Extracted records —
** start **

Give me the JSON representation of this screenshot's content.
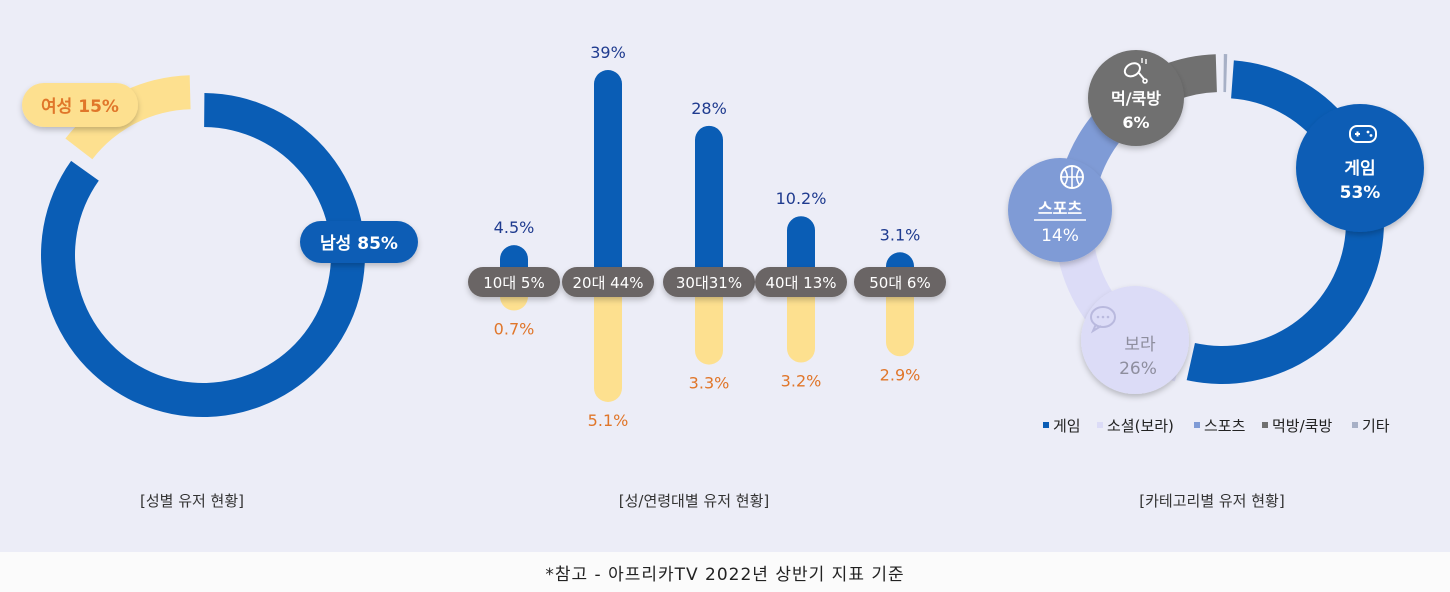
{
  "chart_data": [
    {
      "type": "pie",
      "caption": "[성별 유저 현황]",
      "slices": [
        {
          "label": "남성",
          "value": 85,
          "value_label": "85%",
          "color": "#0a5db5"
        },
        {
          "label": "여성",
          "value": 15,
          "value_label": "15%",
          "color": "#fde08f"
        }
      ]
    },
    {
      "type": "bar",
      "caption": "[성/연령대별 유저 현황]",
      "categories": [
        "10대 5%",
        "20대 44%",
        "30대31%",
        "40대 13%",
        "50대 6%"
      ],
      "series": [
        {
          "values": [
            4.5,
            39,
            28,
            10.2,
            3.1
          ],
          "labels": [
            "4.5%",
            "39%",
            "28%",
            "10.2%",
            "3.1%"
          ],
          "color": "#0a5db5"
        },
        {
          "values": [
            0.7,
            5.1,
            3.3,
            3.2,
            2.9
          ],
          "labels": [
            "0.7%",
            "5.1%",
            "3.3%",
            "3.2%",
            "2.9%"
          ],
          "color": "#fde08f"
        }
      ]
    },
    {
      "type": "pie",
      "caption": "[카테고리별 유저 현황]",
      "slices": [
        {
          "label": "게임",
          "value": 53,
          "value_label": "53%",
          "color": "#0a5db5"
        },
        {
          "label": "보라",
          "value": 26,
          "value_label": "26%",
          "color": "#dcdcf7"
        },
        {
          "label": "스포츠",
          "value": 14,
          "value_label": "14%",
          "color": "#7f9bd6"
        },
        {
          "label": "먹/쿡방",
          "value": 6,
          "value_label": "6%",
          "color": "#707070"
        },
        {
          "label": "",
          "value": 1,
          "value_label": "",
          "color": "#a7b0c6"
        }
      ],
      "legend": [
        "게임",
        "소셜(보라)",
        "스포츠",
        "먹방/쿡방",
        "기타"
      ],
      "legend_placement": "bottom"
    }
  ],
  "icons": {
    "game": "gamepad-icon",
    "sports": "basketball-icon",
    "social": "chat-bubble-icon",
    "food": "chicken-leg-icon"
  },
  "footer": "*참고 - 아프리카TV 2022년 상반기 지표 기준"
}
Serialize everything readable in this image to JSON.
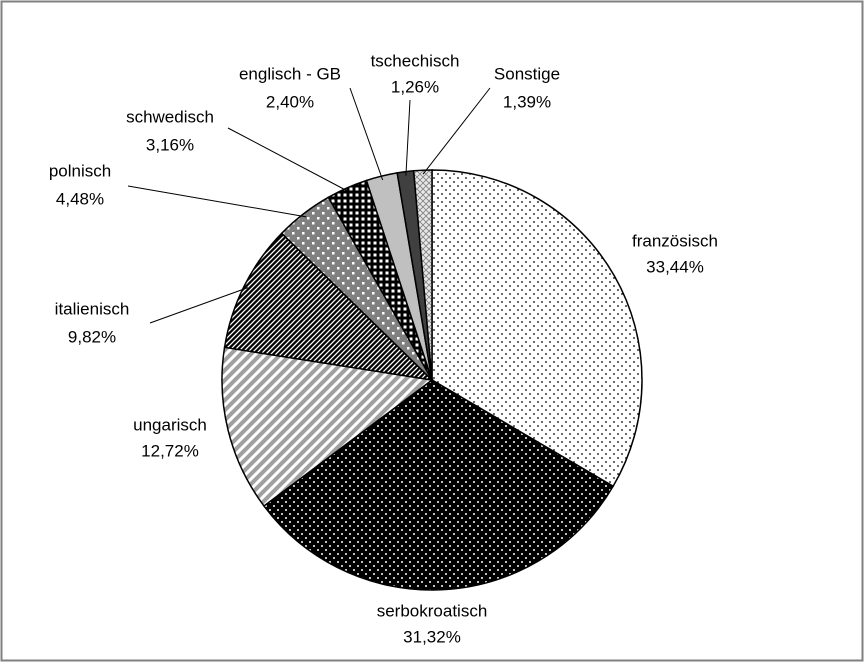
{
  "chart_data": {
    "type": "pie",
    "categories": [
      "französisch",
      "serbokroatisch",
      "ungarisch",
      "italienisch",
      "polnisch",
      "schwedisch",
      "englisch - GB",
      "tschechisch",
      "Sonstige"
    ],
    "values": [
      33.44,
      31.32,
      12.72,
      9.82,
      4.48,
      3.16,
      2.4,
      1.26,
      1.39
    ],
    "value_labels": [
      "33,44%",
      "31,32%",
      "12,72%",
      "9,82%",
      "4,48%",
      "3,16%",
      "2,40%",
      "1,26%",
      "1,39%"
    ],
    "colors": [
      "#ffffff",
      "#000000",
      "#a0a0a0",
      "#000000",
      "#808080",
      "#000000",
      "#c0c0c0",
      "#404040",
      "#e8e8e8"
    ]
  }
}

** end **

Task description — Scan the lines for the string "this". Pick out every line that has it.

Complete response —
Give me the JSON representation of this screenshot's content.
Serialize everything readable in this image to JSON.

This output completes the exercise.